Short exercise = Retype all the entries word for word, but omit the pictures.

Excerpted data =

•••••

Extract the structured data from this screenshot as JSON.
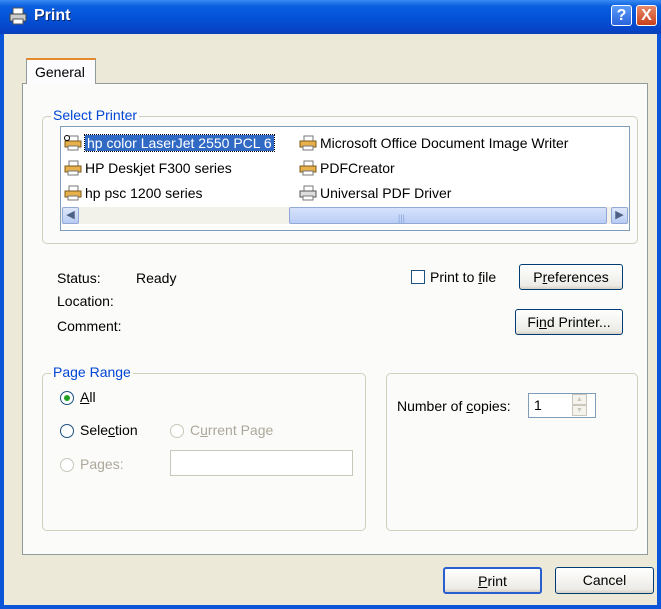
{
  "window": {
    "title": "Print",
    "help_glyph": "?",
    "close_glyph": "X"
  },
  "tabs": [
    {
      "label": "General"
    }
  ],
  "select_printer": {
    "legend": "Select Printer",
    "printers": [
      {
        "name": "hp color LaserJet 2550 PCL 6",
        "selected": true,
        "icon": "printer-icon"
      },
      {
        "name": "HP Deskjet F300 series",
        "icon": "printer-icon"
      },
      {
        "name": "hp psc 1200 series",
        "icon": "printer-icon"
      },
      {
        "name": "Microsoft Office Document Image Writer",
        "icon": "printer-icon"
      },
      {
        "name": "PDFCreator",
        "icon": "printer-icon"
      },
      {
        "name": "Universal PDF Driver",
        "icon": "printer-icon"
      }
    ],
    "status_label": "Status:",
    "status_value": "Ready",
    "location_label": "Location:",
    "location_value": "",
    "comment_label": "Comment:",
    "comment_value": "",
    "print_to_file_pre": "Print to ",
    "print_to_file_key": "f",
    "print_to_file_post": "ile",
    "print_to_file_checked": false,
    "preferences_pre": "P",
    "preferences_key": "r",
    "preferences_post": "eferences",
    "find_printer_pre": "Fi",
    "find_printer_key": "n",
    "find_printer_post": "d Printer..."
  },
  "page_range": {
    "legend": "Page Range",
    "all_key": "A",
    "all_post": "ll",
    "selection_pre": "Sele",
    "selection_key": "c",
    "selection_post": "tion",
    "current_page_pre": "C",
    "current_page_key": "u",
    "current_page_post": "rrent Page",
    "pages_pre": "Pa",
    "pages_key": "g",
    "pages_post": "es:",
    "pages_value": "",
    "selected_option": "All"
  },
  "copies": {
    "label_pre": "Number of ",
    "label_key": "c",
    "label_post": "opies:",
    "value": "1"
  },
  "buttons": {
    "print_key": "P",
    "print_post": "rint",
    "cancel": "Cancel"
  },
  "colors": {
    "title_bar": "#0453d8",
    "dialog_bg": "#ece9d8",
    "accent_text": "#0046d5",
    "selection": "#316ac5"
  }
}
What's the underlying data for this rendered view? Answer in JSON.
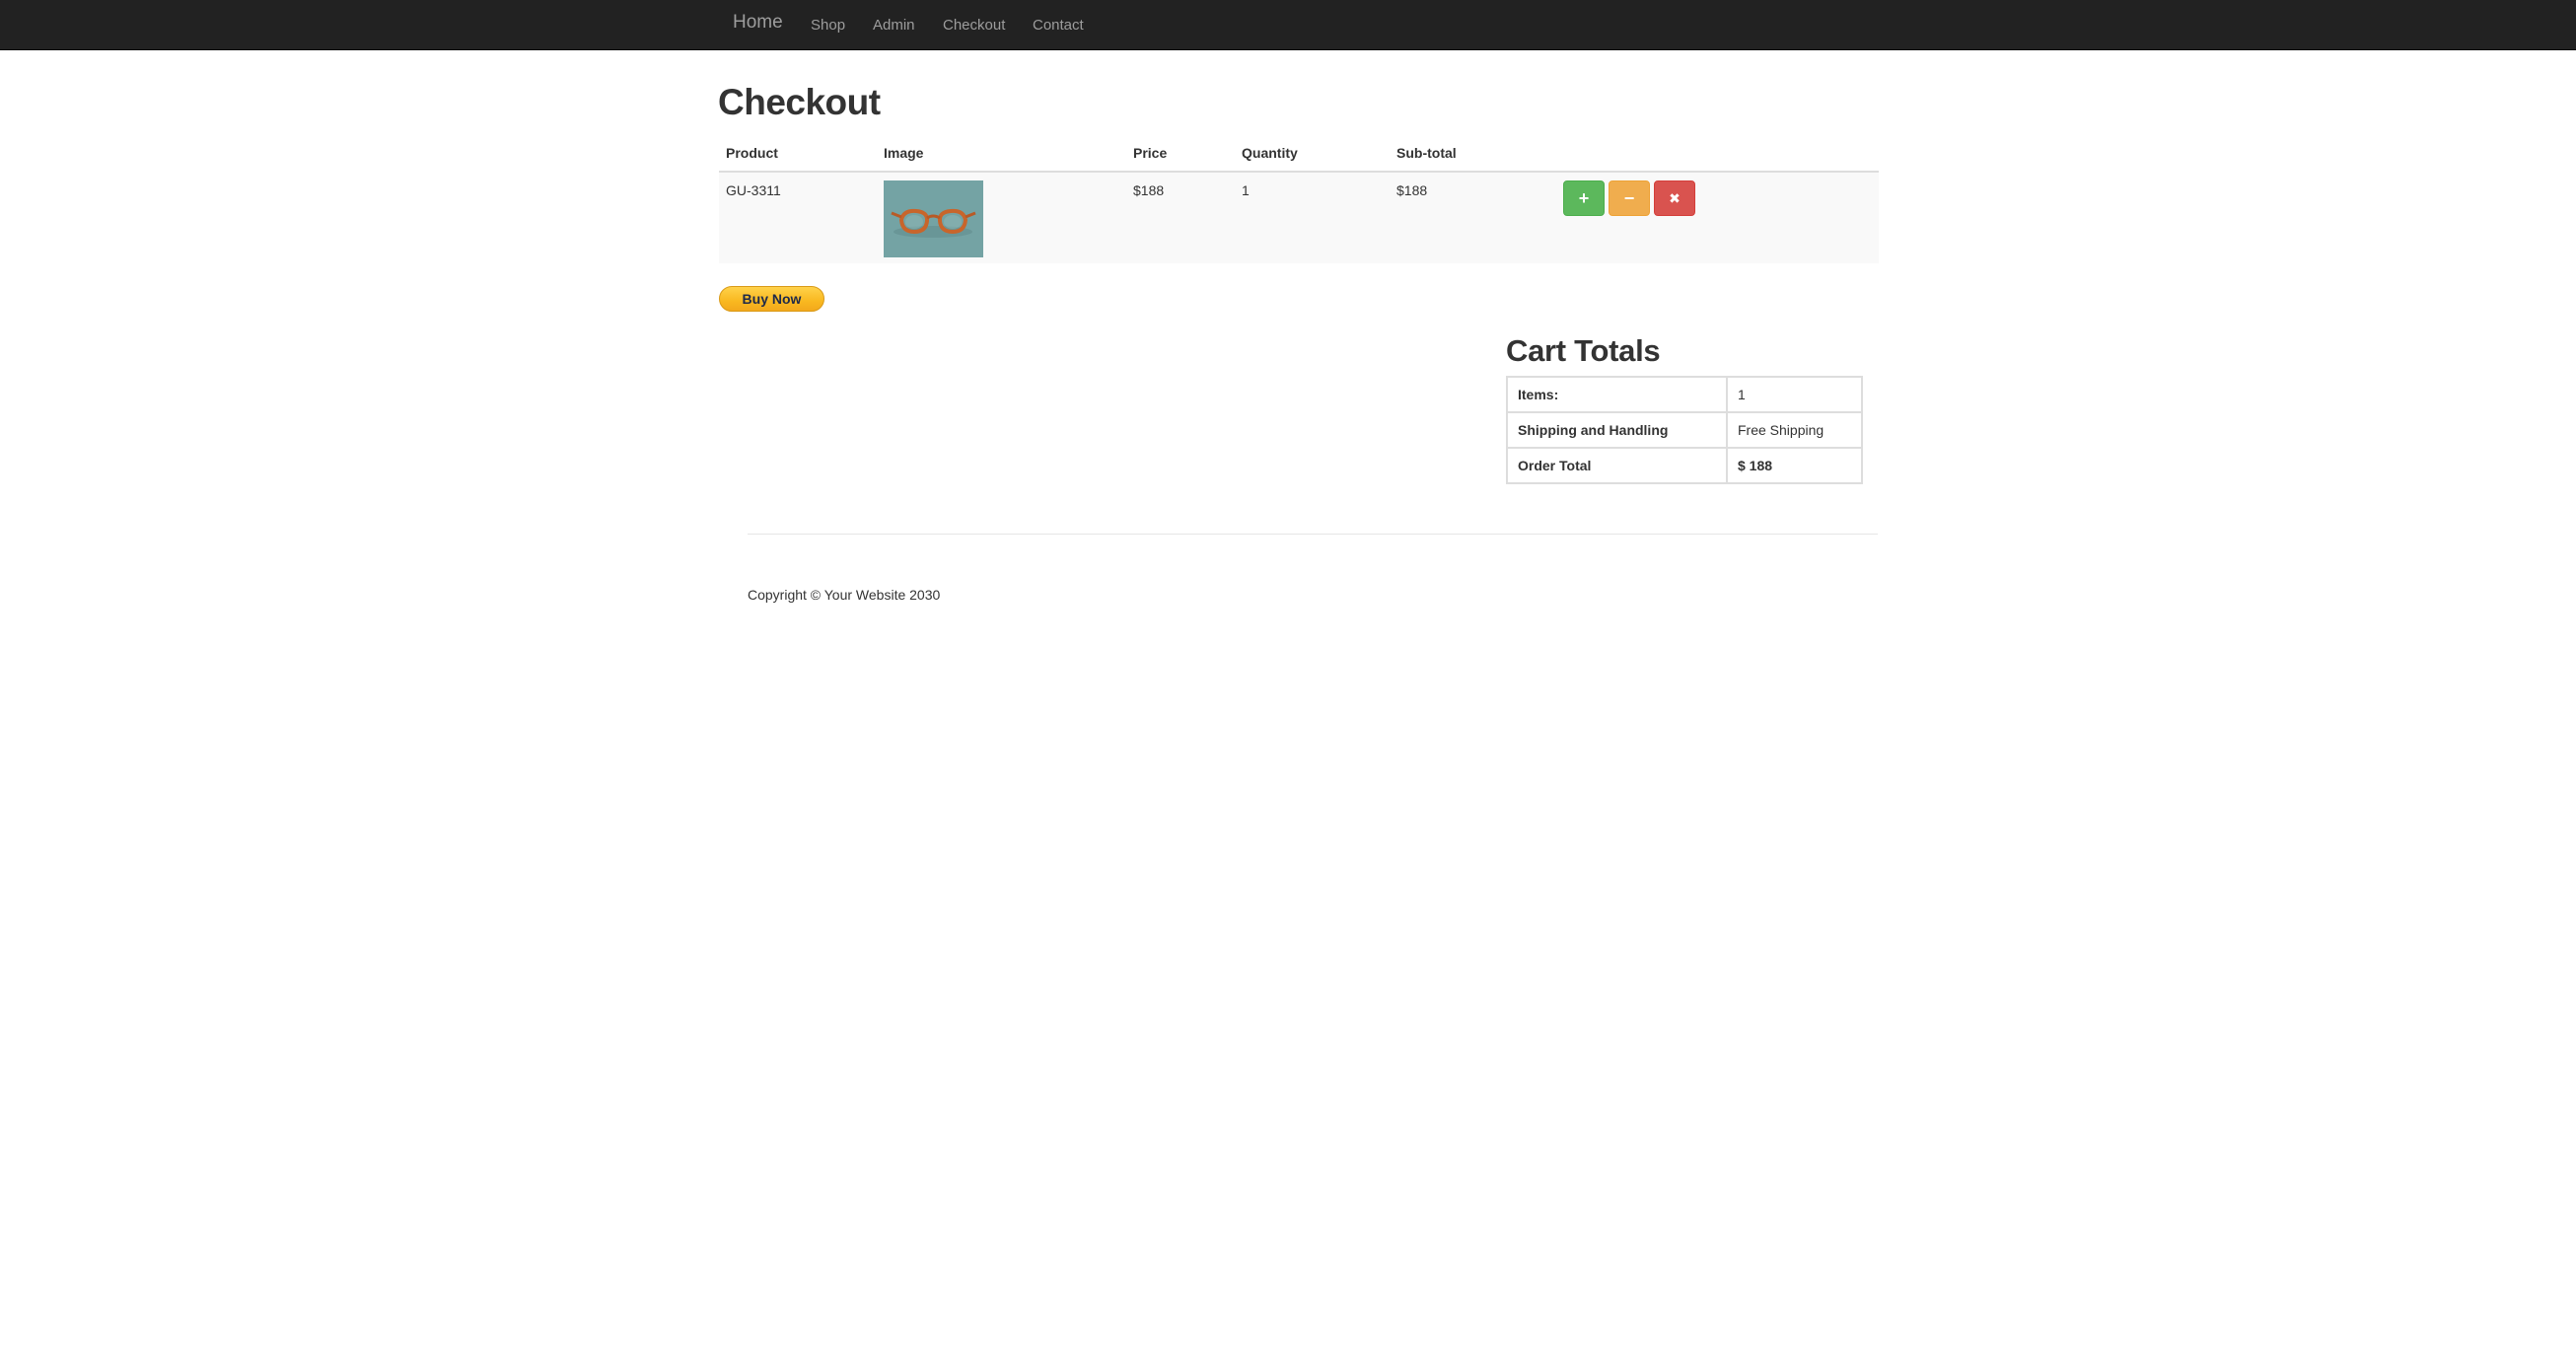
{
  "nav": {
    "brand": "Home",
    "links": [
      "Shop",
      "Admin",
      "Checkout",
      "Contact"
    ]
  },
  "page": {
    "title": "Checkout"
  },
  "cart_table": {
    "headers": [
      "Product",
      "Image",
      "Price",
      "Quantity",
      "Sub-total"
    ],
    "rows": [
      {
        "product": "GU-3311",
        "image_icon": "eyeglasses-image",
        "price": "$188",
        "quantity": "1",
        "subtotal": "$188",
        "actions": {
          "add_icon": "+",
          "remove_icon": "−",
          "delete_icon": "✖"
        }
      }
    ]
  },
  "buy_now": {
    "label": "Buy Now"
  },
  "cart_totals": {
    "title": "Cart Totals",
    "rows": [
      {
        "label": "Items:",
        "value": "1"
      },
      {
        "label": "Shipping and Handling",
        "value": "Free Shipping"
      },
      {
        "label": "Order Total",
        "value": "$ 188"
      }
    ]
  },
  "footer": {
    "copyright": "Copyright © Your Website 2030"
  },
  "colors": {
    "navbar": "#222222",
    "add_button": "#5cb85c",
    "subtract_button": "#f0ad4e",
    "delete_button": "#d9534f",
    "paypal_button": "#f9b820"
  }
}
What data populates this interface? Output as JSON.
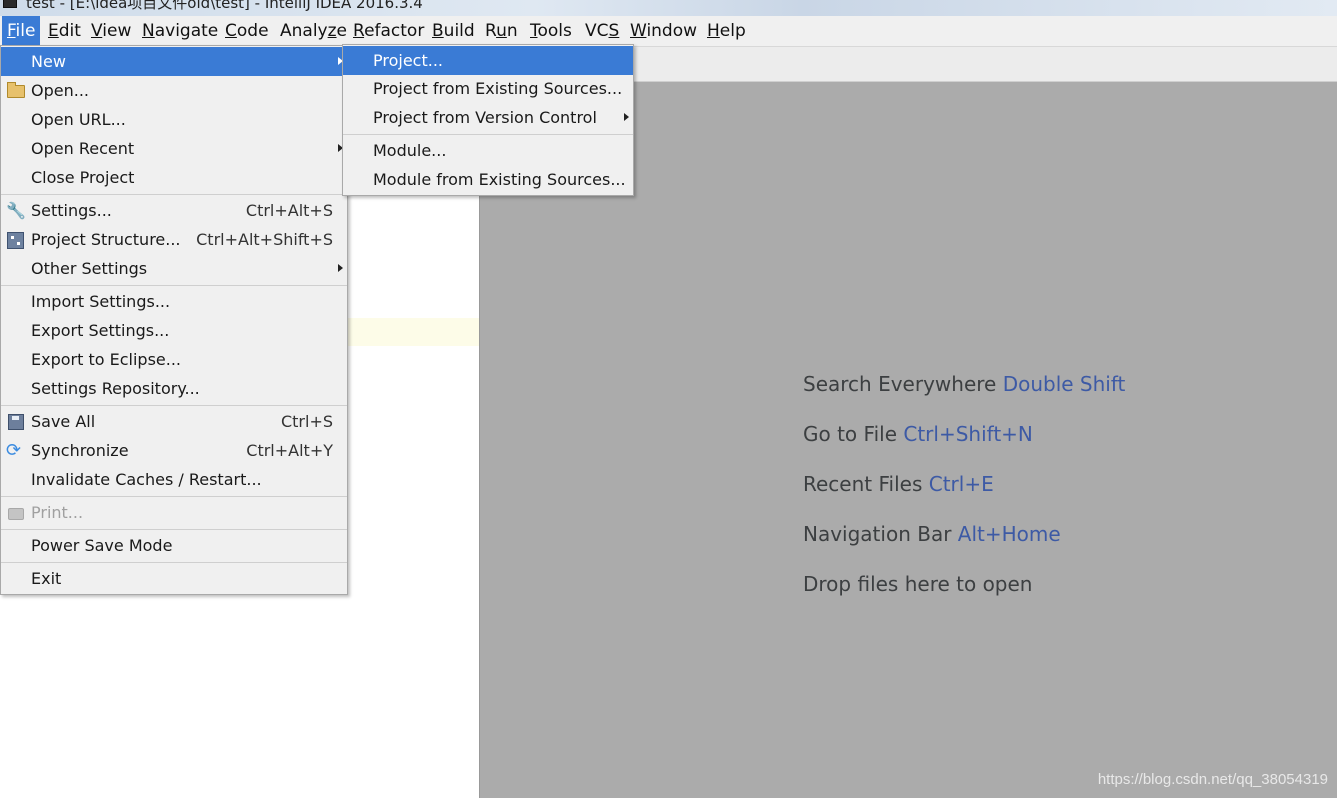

•••••

The result =
Extract the structured data from this screenshot as JSON.
{
  "window": {
    "title": "Print",
    "help_glyph": "?",
    "close_glyph": "X"
  },
  "tabs": [
    {
      "label": "General"
    }
  ],
  "select_printer": {
    "legend": "Select Printer",
    "printers": [
      {
        "name": "hp color LaserJet 2550 PCL 6",
        "selected": true,
        "icon": "printer-icon"
      },
      {
        "name": "HP Deskjet F300 series",
        "icon": "printer-icon"
      },
      {
        "name": "hp psc 1200 series",
        "icon": "printer-icon"
      },
      {
        "name": "Microsoft Office Document Image Writer",
        "icon": "printer-icon"
      },
      {
        "name": "PDFCreator",
        "icon": "printer-icon"
      },
      {
        "name": "Universal PDF Driver",
        "icon": "printer-icon"
      }
    ],
    "status_label": "Status:",
    "status_value": "Ready",
    "location_label": "Location:",
    "location_value": "",
    "comment_label": "Comment:",
    "comment_value": "",
    "print_to_file_pre": "Print to ",
    "print_to_file_key": "f",
    "print_to_file_post": "ile",
    "print_to_file_checked": false,
    "preferences_pre": "P",
    "preferences_key": "r",
    "preferences_post": "eferences",
    "find_printer_pre": "Fi",
    "find_printer_key": "n",
    "find_printer_post": "d Printer..."
  },
  "page_range": {
    "legend": "Page Range",
    "all_key": "A",
    "all_post": "ll",
    "selection_pre": "Sele",
    "selection_key": "c",
    "selection_post": "tion",
    "current_page_pre": "C",
    "current_page_key": "u",
    "current_page_post": "rrent Page",
    "pages_pre": "Pa",
    "pages_key": "g",
    "pages_post": "es:",
    "pages_value": "",
    "selected_option": "All"
  },
  "copies": {
    "label_pre": "Number of ",
    "label_key": "c",
    "label_post": "opies:",
    "value": "1"
  },
  "buttons": {
    "print_key": "P",
    "print_post": "rint",
    "cancel": "Cancel"
  },
  "colors": {
    "title_bar": "#0453d8",
    "dialog_bg": "#ece9d8",
    "accent_text": "#0046d5",
    "selection": "#316ac5"
  }
}
What's the underlying data for this rendered view? Answer in JSON.
{
  "nav": {
    "brand": "Home",
    "links": [
      "Shop",
      "Admin",
      "Checkout",
      "Contact"
    ]
  },
  "page": {
    "title": "Checkout"
  },
  "cart_table": {
    "headers": [
      "Product",
      "Image",
      "Price",
      "Quantity",
      "Sub-total"
    ],
    "rows": [
      {
        "product": "GU-3311",
        "image_icon": "eyeglasses-image",
        "price": "$188",
        "quantity": "1",
        "subtotal": "$188",
        "actions": {
          "add_icon": "+",
          "remove_icon": "−",
          "delete_icon": "✖"
        }
      }
    ]
  },
  "buy_now": {
    "label": "Buy Now"
  },
  "cart_totals": {
    "title": "Cart Totals",
    "rows": [
      {
        "label": "Items:",
        "value": "1"
      },
      {
        "label": "Shipping and Handling",
        "value": "Free Shipping"
      },
      {
        "label": "Order Total",
        "value": "$ 188"
      }
    ]
  },
  "footer": {
    "copyright": "Copyright © Your Website 2030"
  },
  "colors": {
    "navbar": "#222222",
    "add_button": "#5cb85c",
    "subtract_button": "#f0ad4e",
    "delete_button": "#d9534f",
    "paypal_button": "#f9b820"
  }
}
What data populates this interface? Output as JSON.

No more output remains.